#### Material supplied
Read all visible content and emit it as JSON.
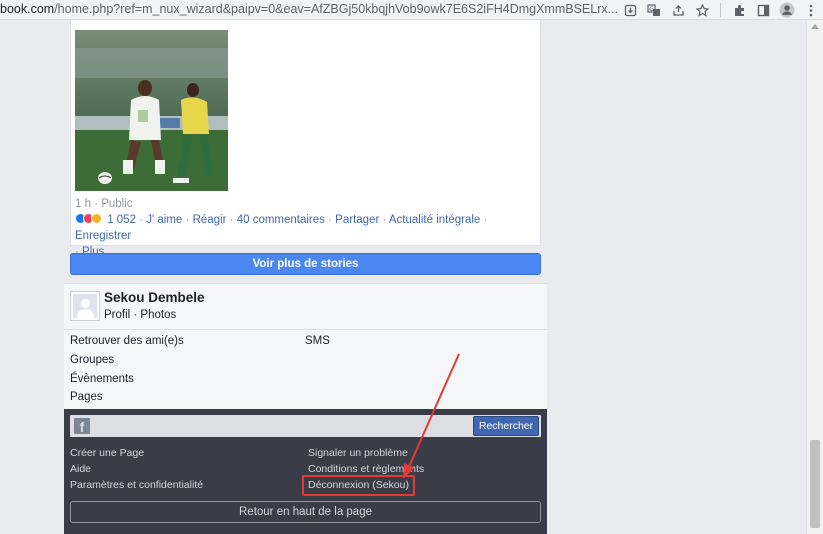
{
  "browser": {
    "url_host": "book.com",
    "url_rest": "/home.php?ref=m_nux_wizard&paipv=0&eav=AfZBGj50kbqjhVob9owk7E6S2iFH4DmgXmmBSELrx..."
  },
  "post": {
    "meta": "1 h · Public",
    "reaction_count": "1 052",
    "actions": [
      "J' aime",
      "Réagir",
      "40 commentaires",
      "Partager",
      "Actualité intégrale",
      "Enregistrer",
      "Plus"
    ]
  },
  "more_stories": "Voir plus de stories",
  "profile": {
    "name": "Sekou Dembele",
    "links": "Profil · Photos"
  },
  "links": {
    "friends": "Retrouver des ami(e)s",
    "sms": "SMS",
    "groups": "Groupes",
    "events": "Évènements",
    "pages": "Pages"
  },
  "footer": {
    "logo": "f",
    "search_button": "Rechercher",
    "create_page": "Créer une Page",
    "report": "Signaler un problème",
    "help": "Aide",
    "terms": "Conditions et règlements",
    "privacy": "Paramètres et confidentialité",
    "logout": "Déconnexion (Sekou)",
    "back_top": "Retour en haut de la page"
  },
  "colors": {
    "link": "#4267b2",
    "footer_bg": "#3a3d47",
    "button_blue": "#4b87f0",
    "highlight": "#e53935"
  }
}
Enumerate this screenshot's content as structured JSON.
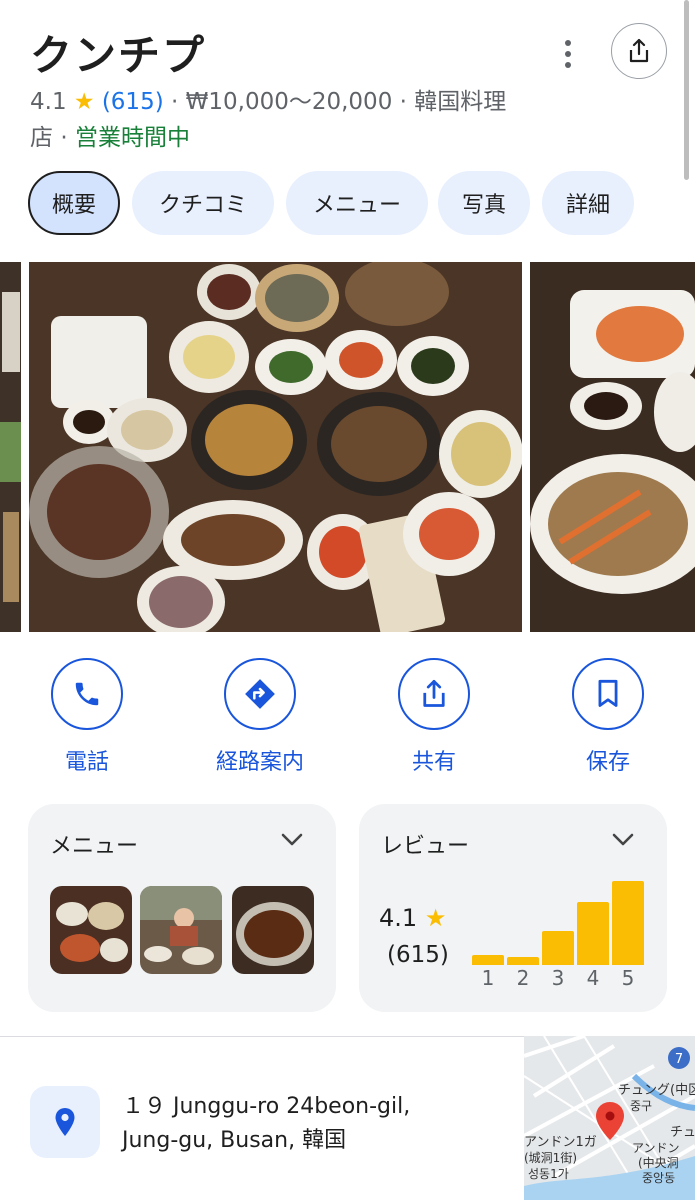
{
  "place": {
    "name": "クンチプ",
    "rating": "4.1",
    "star": "★",
    "review_count": "(615)",
    "sep": "·",
    "price": "₩10,000～20,000",
    "category_a": "韓国料理",
    "category_b": "店",
    "status": "営業時間中"
  },
  "tabs": [
    "概要",
    "クチコミ",
    "メニュー",
    "写真",
    "詳細"
  ],
  "actions": {
    "call": "電話",
    "directions": "経路案内",
    "share": "共有",
    "save": "保存"
  },
  "cards": {
    "menu_title": "メニュー",
    "review_title": "レビュー",
    "rating": "4.1",
    "star": "★",
    "count": "(615)",
    "histogram": {
      "labels": [
        "1",
        "2",
        "3",
        "4",
        "5"
      ],
      "values": [
        0.12,
        0.1,
        0.4,
        0.75,
        1.0
      ]
    }
  },
  "address": {
    "line1": "１９ Junggu-ro 24beon-gil,",
    "line2": "Jung-gu, Busan, 韓国"
  },
  "map": {
    "route_badge": "7",
    "label_1": "チュング(中区",
    "label_2": "중구",
    "label_3": "アンドン1ガ",
    "label_4": "(城洞1街)",
    "label_5": "성동1가",
    "label_6": "チュ",
    "label_7": "アンドン",
    "label_8": "(中央洞",
    "label_9": "중앙동"
  },
  "colors": {
    "accent": "#1a56db",
    "star": "#fbbc04",
    "open": "#188038",
    "tab_bg": "#e8f0fe"
  }
}
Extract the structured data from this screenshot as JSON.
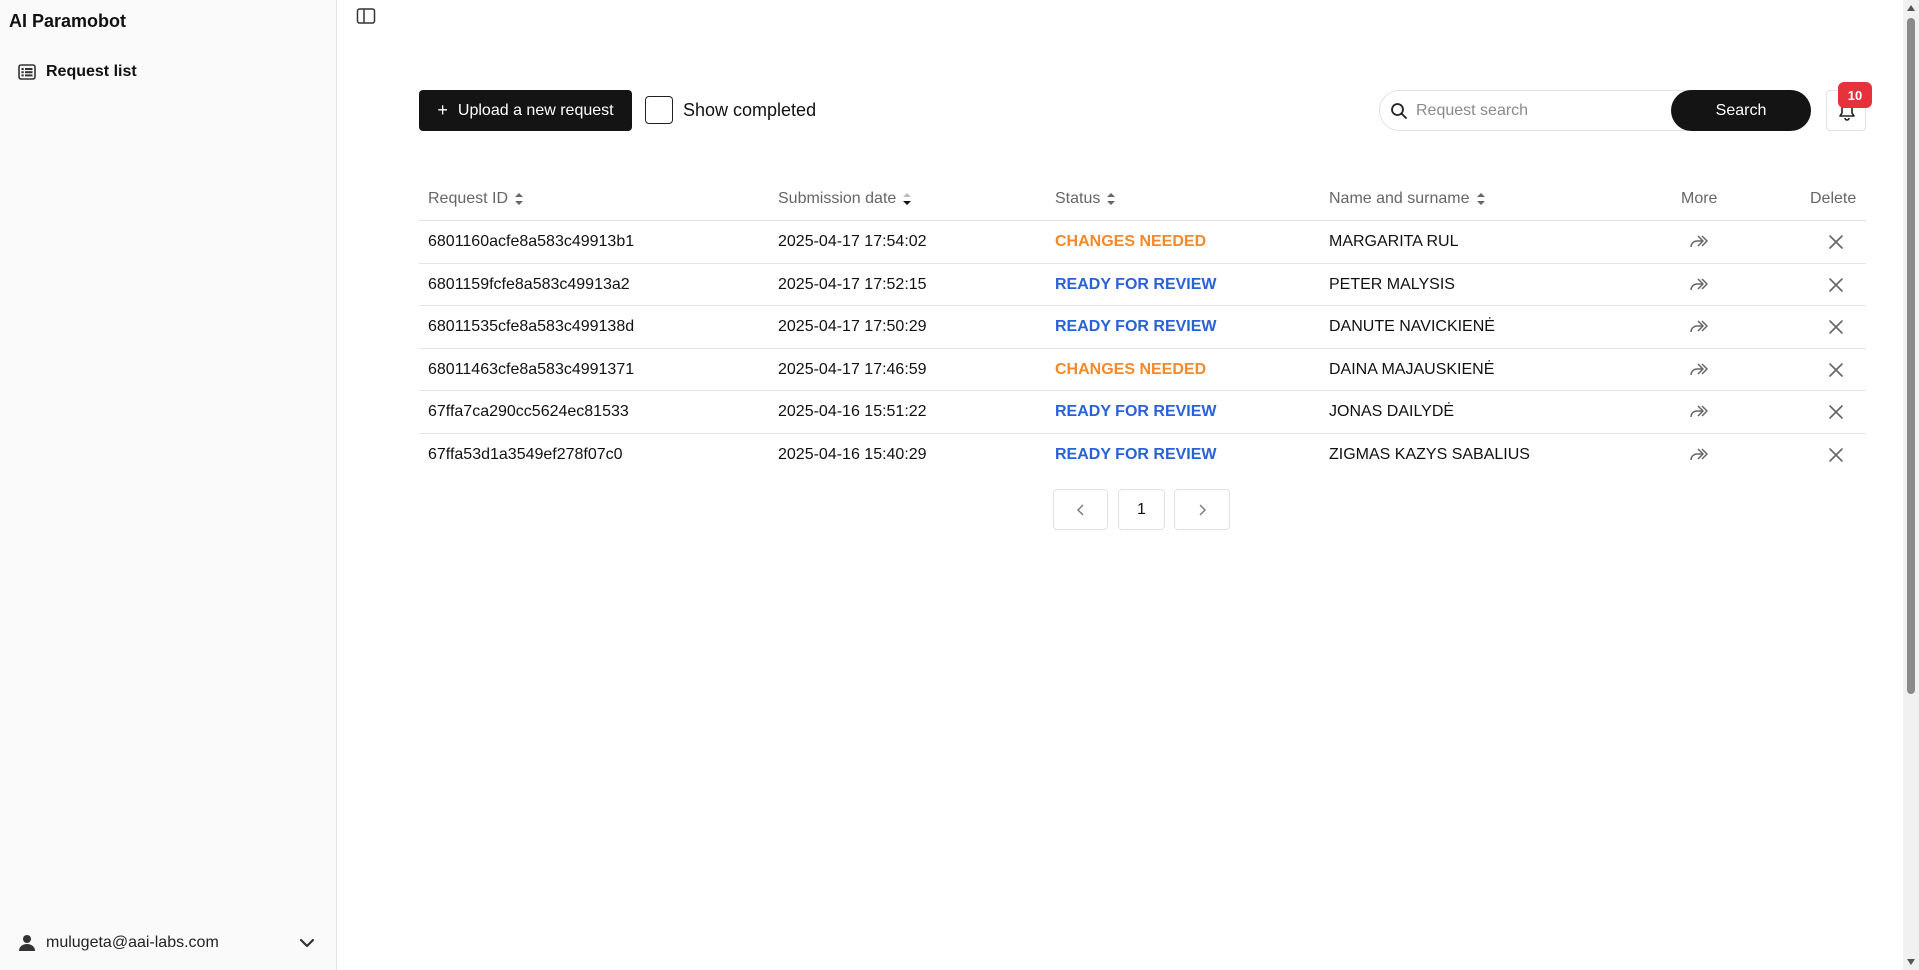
{
  "app": {
    "title": "AI Paramobot"
  },
  "sidebar": {
    "items": [
      {
        "label": "Request list",
        "icon": "list-icon"
      }
    ],
    "user": {
      "email": "mulugeta@aai-labs.com",
      "icon": "user-icon"
    }
  },
  "toolbar": {
    "upload_label": "Upload a new request",
    "show_completed_label": "Show completed",
    "show_completed_checked": false,
    "search_placeholder": "Request search",
    "search_value": "",
    "search_label": "Search",
    "notification_count": "10"
  },
  "table": {
    "columns": [
      "Request ID",
      "Submission date",
      "Status",
      "Name and surname",
      "More",
      "Delete"
    ],
    "rows": [
      {
        "id": "6801160acfe8a583c49913b1",
        "date": "2025-04-17 17:54:02",
        "status": "CHANGES NEEDED",
        "status_type": "changes",
        "name": "MARGARITA RUL"
      },
      {
        "id": "6801159fcfe8a583c49913a2",
        "date": "2025-04-17 17:52:15",
        "status": "READY FOR REVIEW",
        "status_type": "ready",
        "name": "PETER MALYSIS"
      },
      {
        "id": "68011535cfe8a583c499138d",
        "date": "2025-04-17 17:50:29",
        "status": "READY FOR REVIEW",
        "status_type": "ready",
        "name": "DANUTE NAVICKIENĖ"
      },
      {
        "id": "68011463cfe8a583c4991371",
        "date": "2025-04-17 17:46:59",
        "status": "CHANGES NEEDED",
        "status_type": "changes",
        "name": "DAINA MAJAUSKIENĖ"
      },
      {
        "id": "67ffa7ca290cc5624ec81533",
        "date": "2025-04-16 15:51:22",
        "status": "READY FOR REVIEW",
        "status_type": "ready",
        "name": "JONAS DAILYDĖ"
      },
      {
        "id": "67ffa53d1a3549ef278f07c0",
        "date": "2025-04-16 15:40:29",
        "status": "READY FOR REVIEW",
        "status_type": "ready",
        "name": "ZIGMAS KAZYS SABALIUS"
      }
    ]
  },
  "pagination": {
    "current_page": "1"
  },
  "colors": {
    "changes": "#f2892b",
    "ready": "#2862d9",
    "badge": "#e5323b",
    "primary": "#141414"
  }
}
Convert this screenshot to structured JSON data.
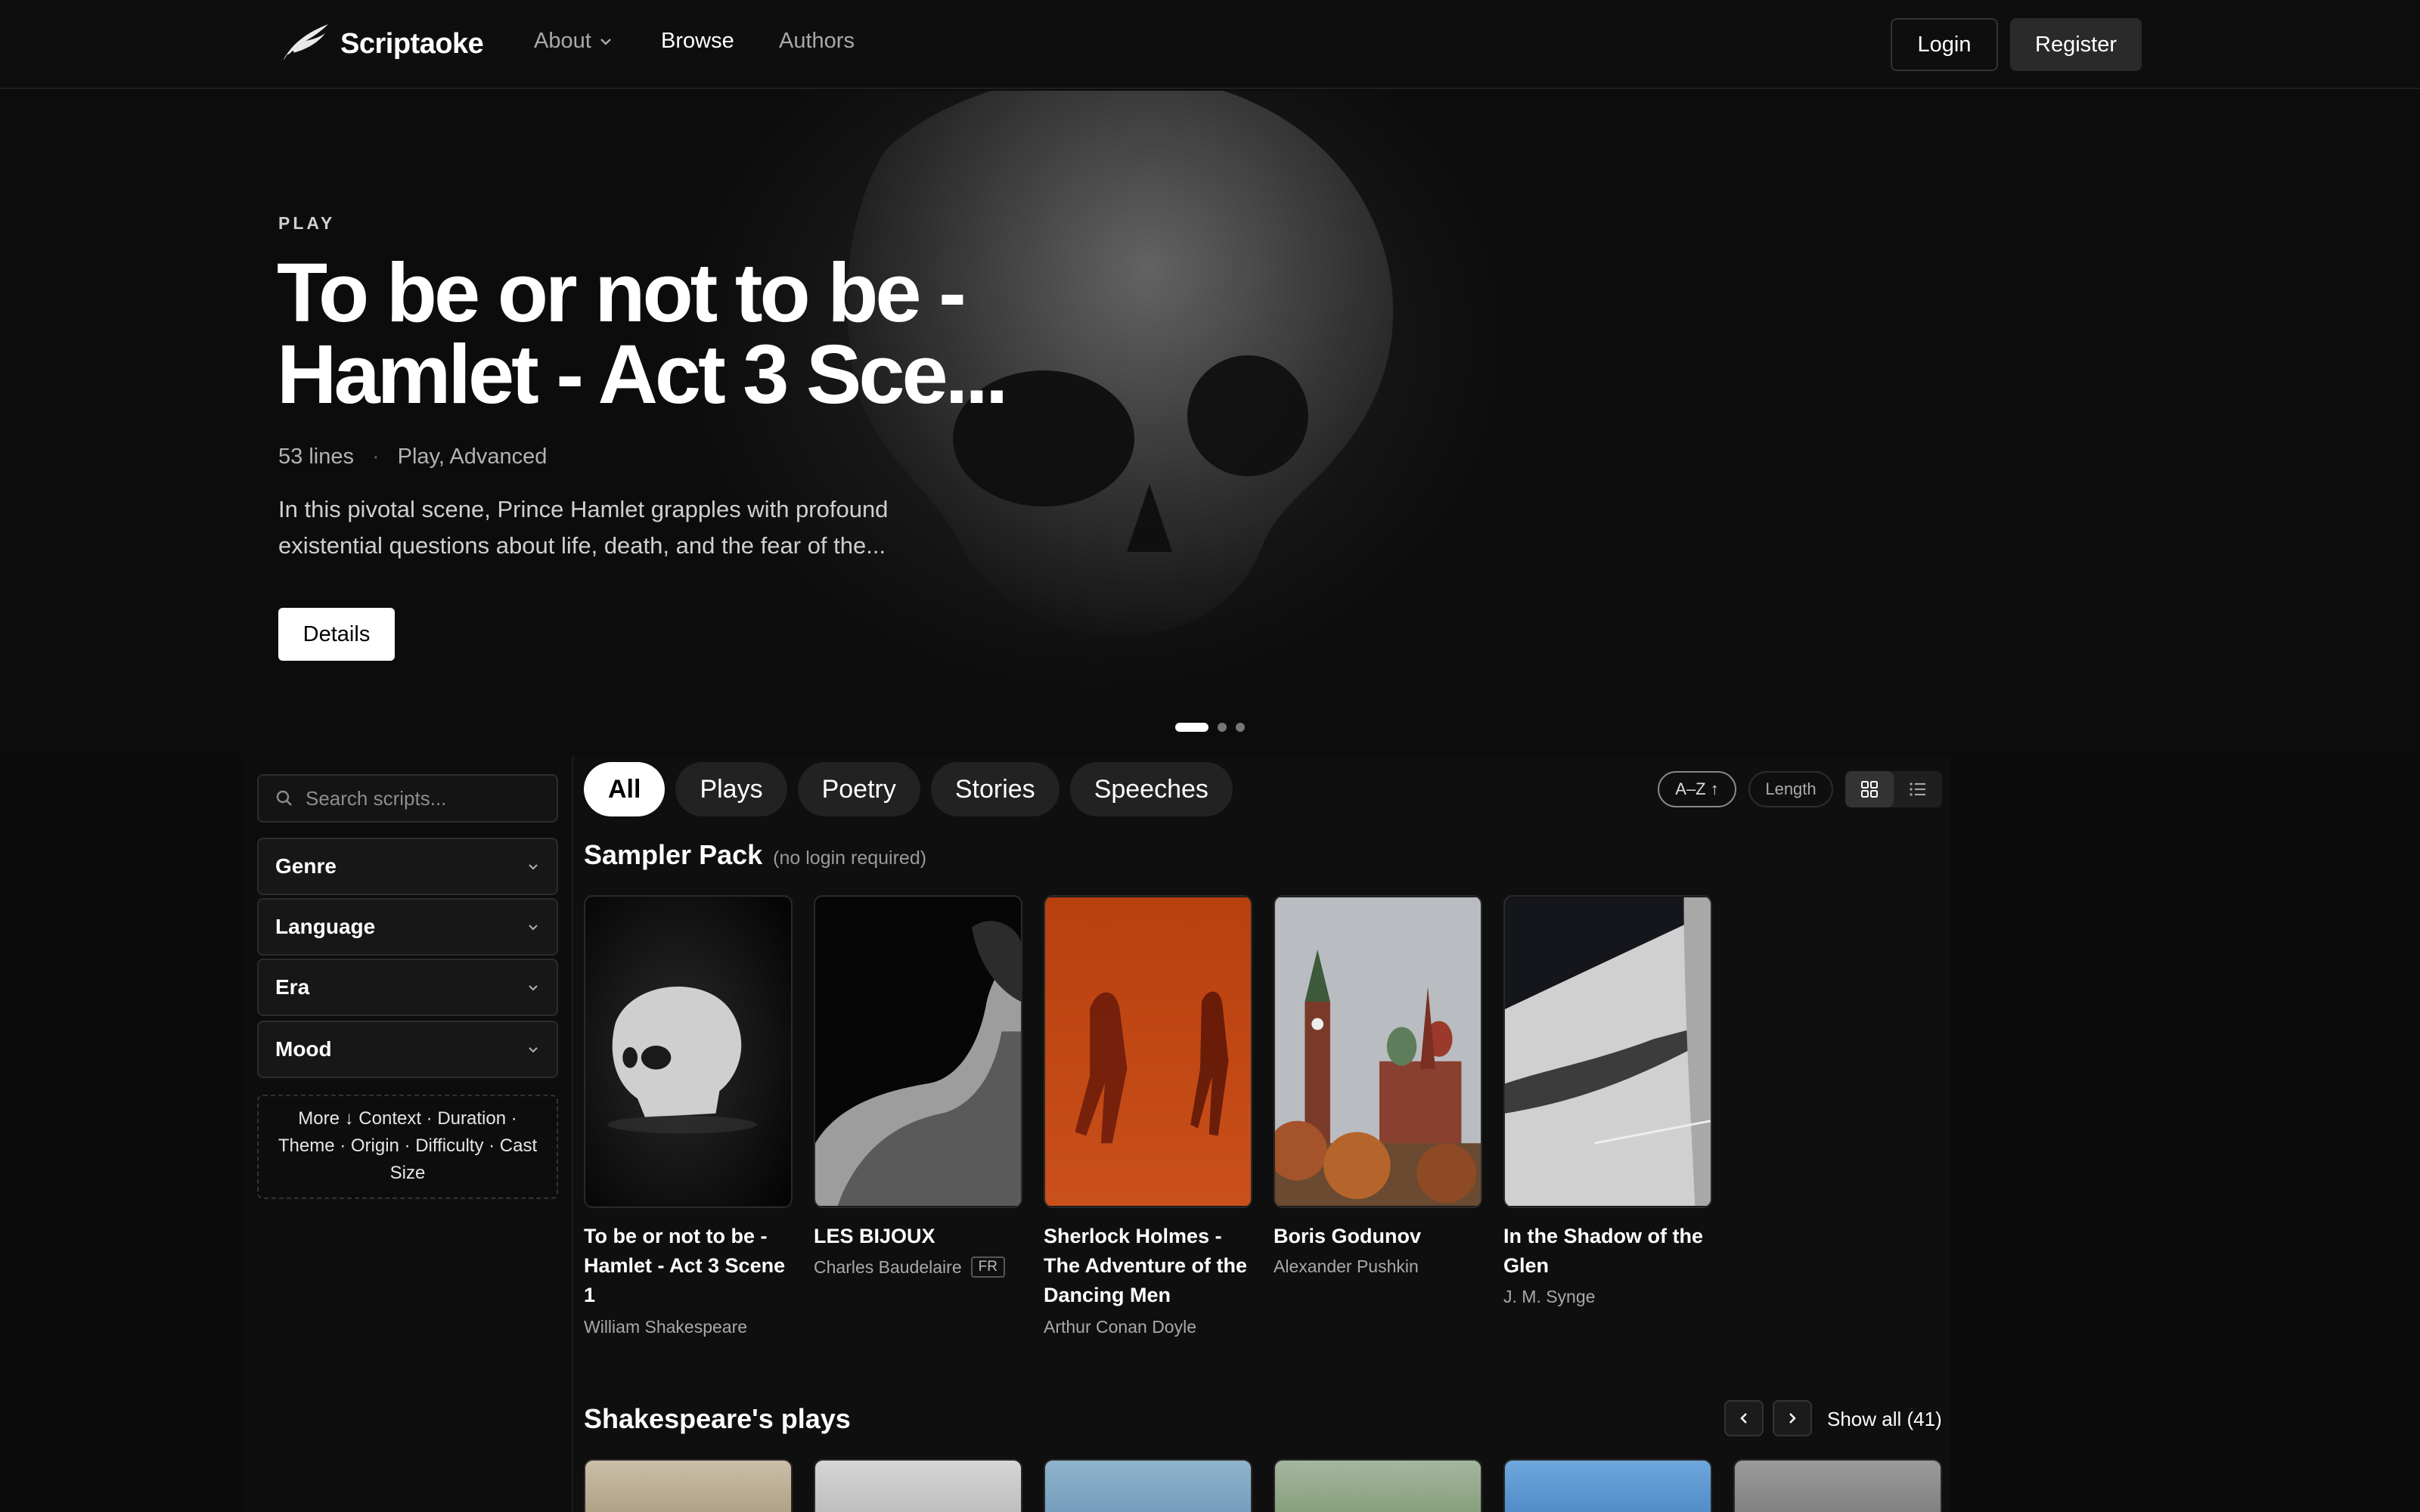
{
  "app": {
    "name": "Scriptaoke"
  },
  "nav": {
    "links": [
      {
        "label": "About",
        "has_dropdown": true
      },
      {
        "label": "Browse",
        "active": true
      },
      {
        "label": "Authors"
      }
    ],
    "login_label": "Login",
    "register_label": "Register"
  },
  "hero": {
    "eyebrow": "PLAY",
    "title": "To be or not to be - Hamlet - Act 3 Sce...",
    "lines": "53 lines",
    "tags": "Play, Advanced",
    "description": "In this pivotal scene, Prince Hamlet grapples with profound existential questions about life, death, and the fear of the...",
    "details_label": "Details",
    "slides": 3,
    "active_slide": 1
  },
  "sidebar": {
    "search_placeholder": "Search scripts...",
    "facets": [
      "Genre",
      "Language",
      "Era",
      "Mood"
    ],
    "more_text": "More ↓ Context · Duration · Theme · Origin · Difficulty · Cast Size"
  },
  "tabs": [
    "All",
    "Plays",
    "Poetry",
    "Stories",
    "Speeches"
  ],
  "sort": {
    "az_label": "A–Z ↑",
    "length_label": "Length"
  },
  "sampler": {
    "title": "Sampler Pack",
    "note": "(no login required)",
    "cards": [
      {
        "title": "To be or not to be - Hamlet - Act 3 Scene 1",
        "author": "William Shakespeare",
        "badge": ""
      },
      {
        "title": "LES BIJOUX",
        "author": "Charles Baudelaire",
        "badge": "FR"
      },
      {
        "title": "Sherlock Holmes - The Adventure of the Dancing Men",
        "author": "Arthur Conan Doyle",
        "badge": ""
      },
      {
        "title": "Boris Godunov",
        "author": "Alexander Pushkin",
        "badge": ""
      },
      {
        "title": "In the Shadow of the Glen",
        "author": "J. M. Synge",
        "badge": ""
      }
    ]
  },
  "shakespeare": {
    "title": "Shakespeare's plays",
    "show_all_label": "Show all (41)"
  },
  "icons": {
    "logo": "quill-logo-icon",
    "search": "search-icon",
    "chevron": "chevron-down-icon",
    "grid": "grid-view-icon",
    "list": "list-view-icon",
    "prev": "chevron-left-icon",
    "next": "chevron-right-icon"
  }
}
########
List the lines of the records where "this" occurs.

Enumerate this screenshot's content as structured JSON.
Extract the structured data from this screenshot as JSON.
Convert this screenshot to structured JSON data.
    "description": "In this pivotal scene, Prince Hamlet grapples with profound existential questions about life, death, and the fear of the...",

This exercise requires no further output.